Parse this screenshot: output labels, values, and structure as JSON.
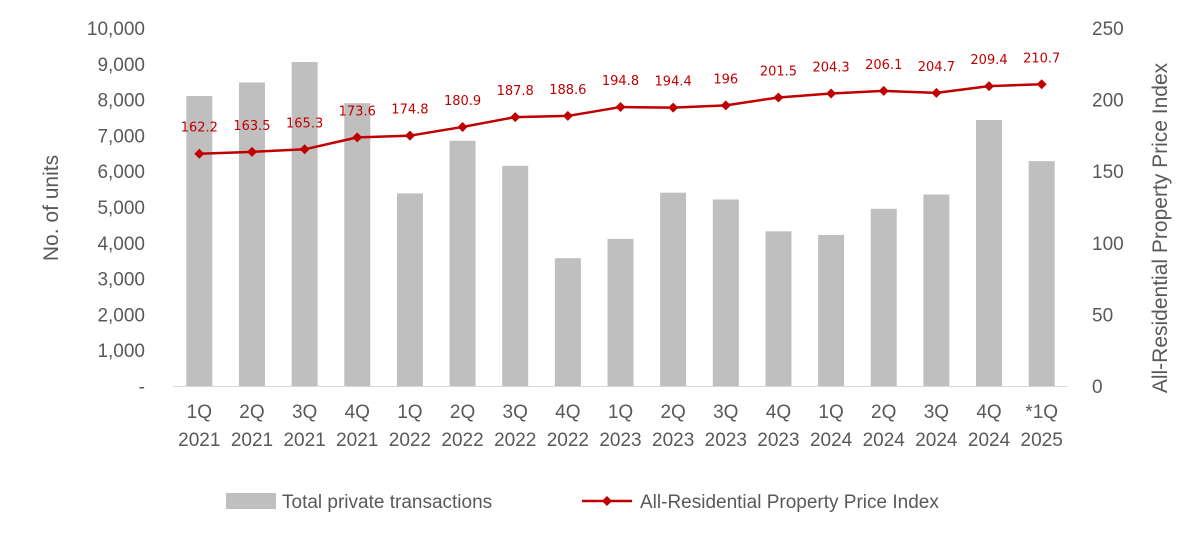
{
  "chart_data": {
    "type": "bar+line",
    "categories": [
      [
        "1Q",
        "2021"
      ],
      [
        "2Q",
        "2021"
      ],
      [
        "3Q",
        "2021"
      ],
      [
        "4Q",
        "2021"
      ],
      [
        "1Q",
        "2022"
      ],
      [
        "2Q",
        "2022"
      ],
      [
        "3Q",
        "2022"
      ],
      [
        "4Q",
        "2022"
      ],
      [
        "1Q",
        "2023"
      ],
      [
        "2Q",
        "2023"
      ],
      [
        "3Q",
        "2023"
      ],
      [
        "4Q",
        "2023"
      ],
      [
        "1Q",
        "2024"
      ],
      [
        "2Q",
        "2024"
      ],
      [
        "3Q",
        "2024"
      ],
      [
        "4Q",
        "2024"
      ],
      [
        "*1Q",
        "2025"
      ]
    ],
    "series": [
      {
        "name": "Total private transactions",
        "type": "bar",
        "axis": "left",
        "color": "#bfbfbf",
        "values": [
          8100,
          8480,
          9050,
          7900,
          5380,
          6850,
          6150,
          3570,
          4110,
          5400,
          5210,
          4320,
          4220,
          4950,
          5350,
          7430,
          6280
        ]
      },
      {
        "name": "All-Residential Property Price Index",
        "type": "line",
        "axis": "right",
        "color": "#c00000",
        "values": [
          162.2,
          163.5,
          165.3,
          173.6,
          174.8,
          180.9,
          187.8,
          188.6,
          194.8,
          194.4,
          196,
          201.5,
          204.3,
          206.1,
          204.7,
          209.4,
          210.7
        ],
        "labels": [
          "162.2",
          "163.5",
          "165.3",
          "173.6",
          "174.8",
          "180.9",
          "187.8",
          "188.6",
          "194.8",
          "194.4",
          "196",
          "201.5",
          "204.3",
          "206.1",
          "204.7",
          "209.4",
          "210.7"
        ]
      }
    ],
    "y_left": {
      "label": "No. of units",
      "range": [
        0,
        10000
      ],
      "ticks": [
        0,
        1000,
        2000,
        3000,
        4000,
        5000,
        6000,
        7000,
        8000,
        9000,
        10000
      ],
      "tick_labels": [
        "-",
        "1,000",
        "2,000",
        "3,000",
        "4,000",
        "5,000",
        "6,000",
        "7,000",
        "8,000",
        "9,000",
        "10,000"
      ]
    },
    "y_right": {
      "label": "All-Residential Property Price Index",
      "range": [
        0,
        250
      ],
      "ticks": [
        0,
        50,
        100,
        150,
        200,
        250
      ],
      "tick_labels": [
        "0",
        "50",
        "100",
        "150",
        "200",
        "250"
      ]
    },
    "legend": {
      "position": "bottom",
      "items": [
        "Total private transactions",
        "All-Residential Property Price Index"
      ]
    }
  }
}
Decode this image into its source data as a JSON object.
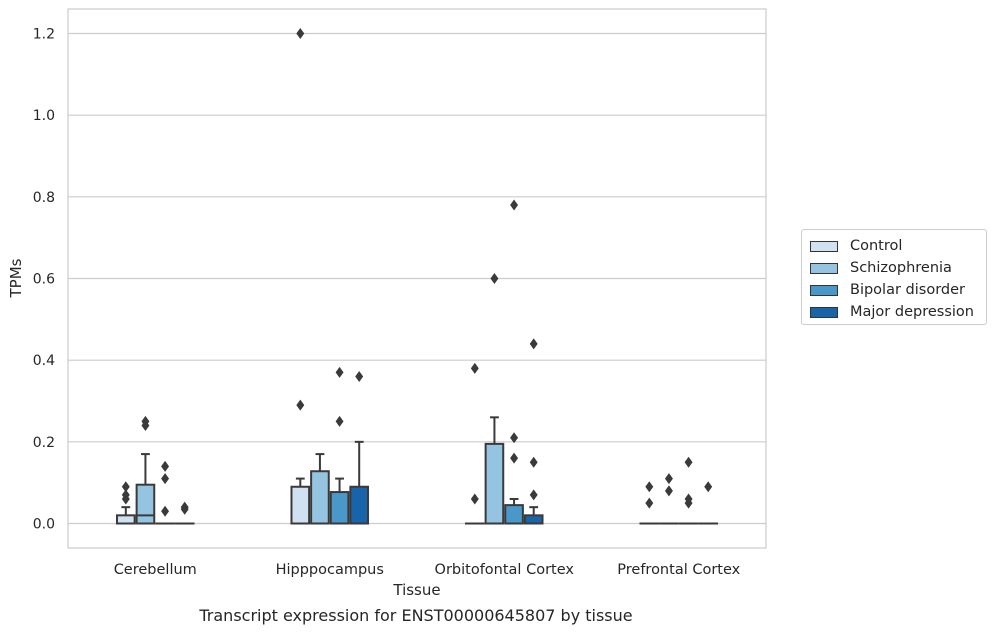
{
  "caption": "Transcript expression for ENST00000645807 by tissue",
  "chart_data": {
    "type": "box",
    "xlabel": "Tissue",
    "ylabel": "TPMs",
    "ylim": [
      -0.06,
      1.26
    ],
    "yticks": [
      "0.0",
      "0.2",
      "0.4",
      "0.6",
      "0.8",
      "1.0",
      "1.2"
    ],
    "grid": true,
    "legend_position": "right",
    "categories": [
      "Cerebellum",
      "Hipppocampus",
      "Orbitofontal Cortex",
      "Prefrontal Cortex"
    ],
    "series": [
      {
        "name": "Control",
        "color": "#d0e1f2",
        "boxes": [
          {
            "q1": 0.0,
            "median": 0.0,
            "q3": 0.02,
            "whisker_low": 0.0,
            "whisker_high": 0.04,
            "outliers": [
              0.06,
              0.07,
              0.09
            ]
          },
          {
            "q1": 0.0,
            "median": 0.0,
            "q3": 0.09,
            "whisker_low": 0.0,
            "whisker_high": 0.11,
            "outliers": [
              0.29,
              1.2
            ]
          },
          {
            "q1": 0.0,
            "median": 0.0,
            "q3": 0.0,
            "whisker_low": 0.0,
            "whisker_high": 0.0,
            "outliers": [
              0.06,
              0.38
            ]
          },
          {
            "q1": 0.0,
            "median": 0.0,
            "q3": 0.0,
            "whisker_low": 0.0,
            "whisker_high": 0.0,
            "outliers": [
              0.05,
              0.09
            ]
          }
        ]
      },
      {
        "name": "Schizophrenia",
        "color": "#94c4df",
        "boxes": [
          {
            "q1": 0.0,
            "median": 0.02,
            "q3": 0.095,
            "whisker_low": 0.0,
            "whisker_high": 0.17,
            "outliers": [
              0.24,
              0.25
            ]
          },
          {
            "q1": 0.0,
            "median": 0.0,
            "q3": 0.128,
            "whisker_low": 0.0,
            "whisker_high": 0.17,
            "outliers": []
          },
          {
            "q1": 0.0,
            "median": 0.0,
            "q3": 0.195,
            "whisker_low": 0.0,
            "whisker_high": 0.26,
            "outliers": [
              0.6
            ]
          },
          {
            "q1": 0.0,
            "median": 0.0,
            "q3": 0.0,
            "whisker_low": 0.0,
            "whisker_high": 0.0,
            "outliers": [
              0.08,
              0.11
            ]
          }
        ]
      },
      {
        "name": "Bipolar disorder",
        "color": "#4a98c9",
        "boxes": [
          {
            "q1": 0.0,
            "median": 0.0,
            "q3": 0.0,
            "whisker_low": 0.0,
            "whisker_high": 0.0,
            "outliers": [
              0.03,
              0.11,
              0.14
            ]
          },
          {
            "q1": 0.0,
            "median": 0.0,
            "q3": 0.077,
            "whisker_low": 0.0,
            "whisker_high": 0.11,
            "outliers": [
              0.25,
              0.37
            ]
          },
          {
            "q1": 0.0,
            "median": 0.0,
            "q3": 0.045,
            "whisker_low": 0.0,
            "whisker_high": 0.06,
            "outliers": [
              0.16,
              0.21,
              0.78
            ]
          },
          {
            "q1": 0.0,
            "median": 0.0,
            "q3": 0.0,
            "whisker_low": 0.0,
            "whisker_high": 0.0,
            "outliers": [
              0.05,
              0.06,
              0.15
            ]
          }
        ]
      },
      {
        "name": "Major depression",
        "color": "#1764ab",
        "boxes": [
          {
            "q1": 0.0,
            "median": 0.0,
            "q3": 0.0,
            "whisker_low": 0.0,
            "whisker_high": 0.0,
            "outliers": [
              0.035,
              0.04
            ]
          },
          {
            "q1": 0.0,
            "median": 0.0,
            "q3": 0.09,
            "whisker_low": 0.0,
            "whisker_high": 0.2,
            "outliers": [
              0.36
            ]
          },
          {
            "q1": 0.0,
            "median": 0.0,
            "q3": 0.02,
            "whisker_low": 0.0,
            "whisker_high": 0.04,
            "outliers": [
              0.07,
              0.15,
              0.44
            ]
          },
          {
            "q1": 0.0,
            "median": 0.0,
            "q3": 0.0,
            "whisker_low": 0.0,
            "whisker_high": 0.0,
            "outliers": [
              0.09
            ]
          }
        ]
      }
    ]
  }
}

------------------------------------------------

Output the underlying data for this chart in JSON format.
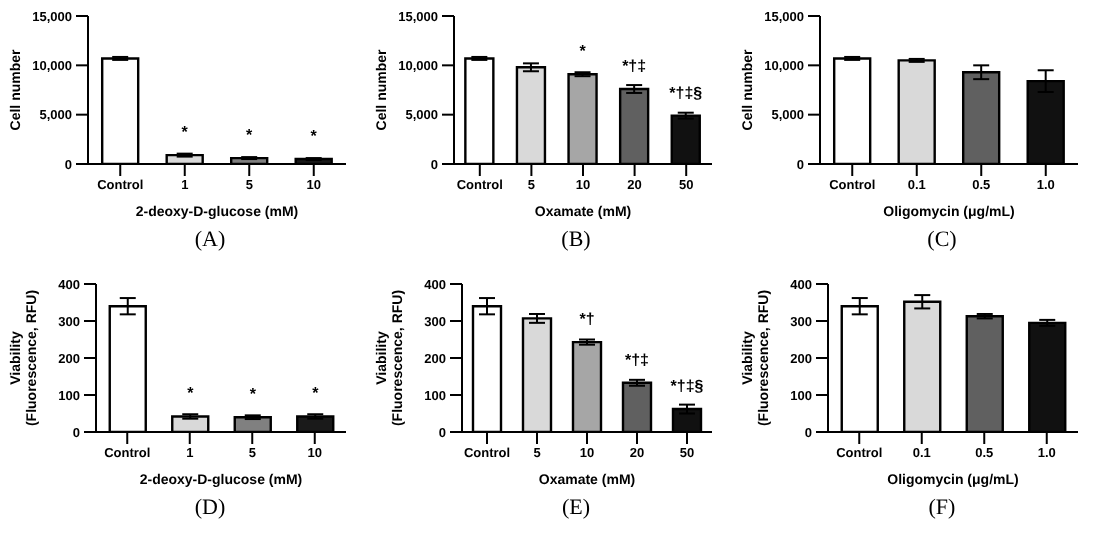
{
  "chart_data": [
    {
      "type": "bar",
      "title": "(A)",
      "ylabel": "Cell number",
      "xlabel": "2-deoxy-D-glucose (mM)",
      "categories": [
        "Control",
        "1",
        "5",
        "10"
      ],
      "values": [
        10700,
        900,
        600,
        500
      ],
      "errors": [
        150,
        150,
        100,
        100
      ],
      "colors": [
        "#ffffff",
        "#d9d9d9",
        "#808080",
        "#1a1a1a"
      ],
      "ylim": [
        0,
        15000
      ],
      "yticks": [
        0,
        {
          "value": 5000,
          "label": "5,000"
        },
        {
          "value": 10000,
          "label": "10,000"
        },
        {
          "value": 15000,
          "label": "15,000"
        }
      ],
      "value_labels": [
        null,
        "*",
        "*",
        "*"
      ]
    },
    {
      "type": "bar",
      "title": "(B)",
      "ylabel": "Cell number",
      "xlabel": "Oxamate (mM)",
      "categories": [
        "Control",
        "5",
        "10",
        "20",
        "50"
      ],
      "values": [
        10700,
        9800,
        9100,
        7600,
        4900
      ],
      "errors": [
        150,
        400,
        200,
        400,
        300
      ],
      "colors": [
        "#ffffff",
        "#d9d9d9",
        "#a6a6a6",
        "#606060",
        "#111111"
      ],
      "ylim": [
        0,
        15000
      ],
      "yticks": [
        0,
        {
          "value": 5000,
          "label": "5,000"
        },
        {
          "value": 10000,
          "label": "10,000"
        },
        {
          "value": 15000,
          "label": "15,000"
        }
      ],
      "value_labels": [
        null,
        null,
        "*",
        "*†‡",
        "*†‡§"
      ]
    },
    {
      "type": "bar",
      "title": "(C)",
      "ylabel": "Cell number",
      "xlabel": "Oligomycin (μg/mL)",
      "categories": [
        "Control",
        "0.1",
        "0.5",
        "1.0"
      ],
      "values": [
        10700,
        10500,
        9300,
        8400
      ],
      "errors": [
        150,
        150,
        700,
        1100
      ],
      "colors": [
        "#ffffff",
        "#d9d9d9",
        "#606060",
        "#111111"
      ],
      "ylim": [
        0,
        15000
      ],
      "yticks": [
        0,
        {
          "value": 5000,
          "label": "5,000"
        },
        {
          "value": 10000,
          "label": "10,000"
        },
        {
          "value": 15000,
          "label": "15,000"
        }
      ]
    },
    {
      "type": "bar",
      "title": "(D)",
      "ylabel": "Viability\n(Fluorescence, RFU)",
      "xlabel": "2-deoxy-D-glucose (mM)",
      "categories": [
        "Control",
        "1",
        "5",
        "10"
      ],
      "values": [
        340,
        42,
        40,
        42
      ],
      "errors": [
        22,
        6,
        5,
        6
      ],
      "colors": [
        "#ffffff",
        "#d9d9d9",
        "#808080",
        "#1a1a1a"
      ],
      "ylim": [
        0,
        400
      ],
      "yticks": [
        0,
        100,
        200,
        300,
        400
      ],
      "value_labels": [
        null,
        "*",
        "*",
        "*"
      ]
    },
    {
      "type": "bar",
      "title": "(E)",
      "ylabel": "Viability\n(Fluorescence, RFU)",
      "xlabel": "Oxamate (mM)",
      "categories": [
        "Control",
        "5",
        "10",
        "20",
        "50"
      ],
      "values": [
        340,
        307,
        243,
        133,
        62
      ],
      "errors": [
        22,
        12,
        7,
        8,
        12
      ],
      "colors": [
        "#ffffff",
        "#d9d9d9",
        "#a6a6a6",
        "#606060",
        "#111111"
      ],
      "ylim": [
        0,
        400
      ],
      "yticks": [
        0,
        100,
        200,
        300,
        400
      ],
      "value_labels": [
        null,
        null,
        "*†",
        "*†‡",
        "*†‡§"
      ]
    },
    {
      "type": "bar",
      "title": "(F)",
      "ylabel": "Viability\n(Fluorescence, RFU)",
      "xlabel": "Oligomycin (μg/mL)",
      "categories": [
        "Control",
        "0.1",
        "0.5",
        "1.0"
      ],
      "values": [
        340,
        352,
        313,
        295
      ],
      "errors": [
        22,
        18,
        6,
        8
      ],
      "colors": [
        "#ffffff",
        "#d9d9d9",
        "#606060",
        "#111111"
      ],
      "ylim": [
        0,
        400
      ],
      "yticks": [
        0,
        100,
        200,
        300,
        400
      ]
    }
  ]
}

------------------------------------------------

_Exercise prompt_.
Identify each line in the records above that contains the word "transactions", and copy it out in full.

_Written answer_.
        "name": "Total private transactions",
        "Total private transactions",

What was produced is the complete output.